Which lines below hold the word "screenshot"? Copy all of them.
______
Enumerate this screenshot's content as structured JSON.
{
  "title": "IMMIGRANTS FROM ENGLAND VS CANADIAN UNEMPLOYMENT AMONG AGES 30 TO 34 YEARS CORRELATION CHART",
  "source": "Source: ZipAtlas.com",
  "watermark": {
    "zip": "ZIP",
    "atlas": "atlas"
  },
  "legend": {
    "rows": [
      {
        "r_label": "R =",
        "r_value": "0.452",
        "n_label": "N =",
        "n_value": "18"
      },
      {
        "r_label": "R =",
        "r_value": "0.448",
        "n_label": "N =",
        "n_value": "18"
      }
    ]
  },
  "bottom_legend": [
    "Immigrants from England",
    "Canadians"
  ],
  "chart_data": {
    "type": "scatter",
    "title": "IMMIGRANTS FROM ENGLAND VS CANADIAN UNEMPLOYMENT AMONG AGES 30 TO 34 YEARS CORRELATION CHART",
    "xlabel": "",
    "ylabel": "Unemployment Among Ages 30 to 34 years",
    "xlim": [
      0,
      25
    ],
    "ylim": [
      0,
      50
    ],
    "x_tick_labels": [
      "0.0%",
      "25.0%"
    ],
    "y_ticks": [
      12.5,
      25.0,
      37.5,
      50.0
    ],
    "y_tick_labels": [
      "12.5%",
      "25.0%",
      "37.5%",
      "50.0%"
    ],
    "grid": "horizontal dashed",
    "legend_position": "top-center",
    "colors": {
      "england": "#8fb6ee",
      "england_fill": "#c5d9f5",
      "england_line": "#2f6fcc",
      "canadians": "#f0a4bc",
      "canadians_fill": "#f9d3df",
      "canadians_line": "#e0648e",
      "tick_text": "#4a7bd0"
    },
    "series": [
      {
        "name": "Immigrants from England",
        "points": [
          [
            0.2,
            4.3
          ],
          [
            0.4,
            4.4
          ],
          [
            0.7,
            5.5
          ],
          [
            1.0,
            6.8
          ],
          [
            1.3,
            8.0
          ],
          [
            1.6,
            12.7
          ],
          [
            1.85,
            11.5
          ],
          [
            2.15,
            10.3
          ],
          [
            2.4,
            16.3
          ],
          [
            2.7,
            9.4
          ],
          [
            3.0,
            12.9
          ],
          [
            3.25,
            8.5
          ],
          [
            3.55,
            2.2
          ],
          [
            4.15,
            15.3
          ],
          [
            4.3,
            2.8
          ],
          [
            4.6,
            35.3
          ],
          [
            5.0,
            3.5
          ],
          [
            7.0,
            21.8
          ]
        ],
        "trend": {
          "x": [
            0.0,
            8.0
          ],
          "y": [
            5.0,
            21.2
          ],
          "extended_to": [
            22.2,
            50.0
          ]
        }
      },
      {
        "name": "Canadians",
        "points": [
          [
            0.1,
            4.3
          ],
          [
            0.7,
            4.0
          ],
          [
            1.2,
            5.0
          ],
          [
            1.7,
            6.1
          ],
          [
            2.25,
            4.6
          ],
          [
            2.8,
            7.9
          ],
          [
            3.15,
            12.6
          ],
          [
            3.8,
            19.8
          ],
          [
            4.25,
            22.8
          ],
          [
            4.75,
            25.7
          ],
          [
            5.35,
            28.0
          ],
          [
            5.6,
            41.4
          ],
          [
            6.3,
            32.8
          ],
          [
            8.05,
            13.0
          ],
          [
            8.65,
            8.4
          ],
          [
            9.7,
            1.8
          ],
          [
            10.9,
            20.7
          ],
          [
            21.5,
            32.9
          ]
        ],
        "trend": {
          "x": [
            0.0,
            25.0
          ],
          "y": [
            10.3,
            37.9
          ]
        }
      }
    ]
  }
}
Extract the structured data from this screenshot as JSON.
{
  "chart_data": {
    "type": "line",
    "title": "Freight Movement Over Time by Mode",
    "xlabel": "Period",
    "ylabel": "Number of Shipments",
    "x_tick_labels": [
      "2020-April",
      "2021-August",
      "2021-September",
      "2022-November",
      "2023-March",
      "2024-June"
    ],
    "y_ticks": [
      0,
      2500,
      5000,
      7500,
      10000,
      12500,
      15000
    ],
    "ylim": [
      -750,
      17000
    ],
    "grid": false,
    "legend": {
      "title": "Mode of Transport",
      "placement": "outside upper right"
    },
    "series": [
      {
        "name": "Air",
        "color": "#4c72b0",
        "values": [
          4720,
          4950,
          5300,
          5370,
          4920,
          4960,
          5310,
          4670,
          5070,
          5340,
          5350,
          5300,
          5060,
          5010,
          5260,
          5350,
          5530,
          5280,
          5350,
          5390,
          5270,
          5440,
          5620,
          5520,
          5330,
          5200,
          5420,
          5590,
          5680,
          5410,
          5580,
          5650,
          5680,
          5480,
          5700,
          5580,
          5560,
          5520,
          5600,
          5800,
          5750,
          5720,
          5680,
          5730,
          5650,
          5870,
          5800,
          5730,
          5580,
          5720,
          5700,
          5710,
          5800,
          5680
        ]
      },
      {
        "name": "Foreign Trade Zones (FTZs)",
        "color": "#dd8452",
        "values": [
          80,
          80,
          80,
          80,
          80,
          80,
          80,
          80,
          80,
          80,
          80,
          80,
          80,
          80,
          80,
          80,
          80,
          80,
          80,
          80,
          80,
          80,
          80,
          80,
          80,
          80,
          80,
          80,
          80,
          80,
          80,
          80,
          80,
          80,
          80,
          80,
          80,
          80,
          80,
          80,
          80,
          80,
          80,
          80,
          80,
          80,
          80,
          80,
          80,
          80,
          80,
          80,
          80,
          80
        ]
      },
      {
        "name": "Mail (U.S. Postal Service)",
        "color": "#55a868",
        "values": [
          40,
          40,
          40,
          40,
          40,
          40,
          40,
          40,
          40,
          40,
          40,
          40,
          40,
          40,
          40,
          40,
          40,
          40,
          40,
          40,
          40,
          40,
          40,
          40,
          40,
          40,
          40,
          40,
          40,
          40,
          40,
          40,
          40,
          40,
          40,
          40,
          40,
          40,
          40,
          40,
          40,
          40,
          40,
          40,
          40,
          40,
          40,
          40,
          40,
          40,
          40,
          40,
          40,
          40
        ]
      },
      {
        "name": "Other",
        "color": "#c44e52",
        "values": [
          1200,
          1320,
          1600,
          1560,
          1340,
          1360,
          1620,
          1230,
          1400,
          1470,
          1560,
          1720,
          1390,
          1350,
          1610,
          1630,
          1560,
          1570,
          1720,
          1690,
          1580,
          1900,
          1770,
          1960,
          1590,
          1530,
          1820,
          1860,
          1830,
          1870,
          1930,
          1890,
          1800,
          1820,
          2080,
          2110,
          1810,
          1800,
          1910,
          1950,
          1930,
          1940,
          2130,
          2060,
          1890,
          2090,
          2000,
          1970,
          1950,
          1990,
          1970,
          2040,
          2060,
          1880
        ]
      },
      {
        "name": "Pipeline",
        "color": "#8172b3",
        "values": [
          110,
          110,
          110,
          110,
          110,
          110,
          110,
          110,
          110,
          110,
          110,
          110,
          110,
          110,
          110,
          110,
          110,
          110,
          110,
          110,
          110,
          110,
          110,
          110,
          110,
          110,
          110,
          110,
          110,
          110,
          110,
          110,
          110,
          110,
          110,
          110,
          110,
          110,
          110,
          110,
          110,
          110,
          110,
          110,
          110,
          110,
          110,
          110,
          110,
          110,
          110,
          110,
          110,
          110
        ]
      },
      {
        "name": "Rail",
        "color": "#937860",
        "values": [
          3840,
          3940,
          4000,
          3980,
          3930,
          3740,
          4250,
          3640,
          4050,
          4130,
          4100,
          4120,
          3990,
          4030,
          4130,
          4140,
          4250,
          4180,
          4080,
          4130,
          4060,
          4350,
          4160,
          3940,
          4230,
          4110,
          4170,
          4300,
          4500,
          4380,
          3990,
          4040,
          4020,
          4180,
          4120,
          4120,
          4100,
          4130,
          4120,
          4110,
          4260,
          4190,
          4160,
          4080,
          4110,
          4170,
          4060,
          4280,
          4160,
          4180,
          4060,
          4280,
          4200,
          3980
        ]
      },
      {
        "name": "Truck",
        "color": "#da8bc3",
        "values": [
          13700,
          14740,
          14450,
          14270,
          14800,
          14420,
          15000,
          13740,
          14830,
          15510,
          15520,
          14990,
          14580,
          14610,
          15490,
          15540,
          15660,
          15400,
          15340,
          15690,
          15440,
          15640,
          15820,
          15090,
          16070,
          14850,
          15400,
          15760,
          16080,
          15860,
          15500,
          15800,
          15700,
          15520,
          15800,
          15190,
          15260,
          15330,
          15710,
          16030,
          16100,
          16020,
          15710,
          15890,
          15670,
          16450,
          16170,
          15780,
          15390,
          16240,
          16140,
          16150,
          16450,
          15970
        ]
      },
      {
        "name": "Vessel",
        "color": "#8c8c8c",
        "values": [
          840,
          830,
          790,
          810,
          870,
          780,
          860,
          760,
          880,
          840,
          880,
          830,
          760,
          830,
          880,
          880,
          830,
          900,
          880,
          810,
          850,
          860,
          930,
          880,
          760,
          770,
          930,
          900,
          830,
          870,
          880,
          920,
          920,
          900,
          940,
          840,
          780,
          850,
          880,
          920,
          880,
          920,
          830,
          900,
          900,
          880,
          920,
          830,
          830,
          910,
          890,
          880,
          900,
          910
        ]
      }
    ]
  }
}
______
• _Full output_:
Enumerate this screenshot's content as structured JSON.
Extract the structured data from this screenshot as JSON.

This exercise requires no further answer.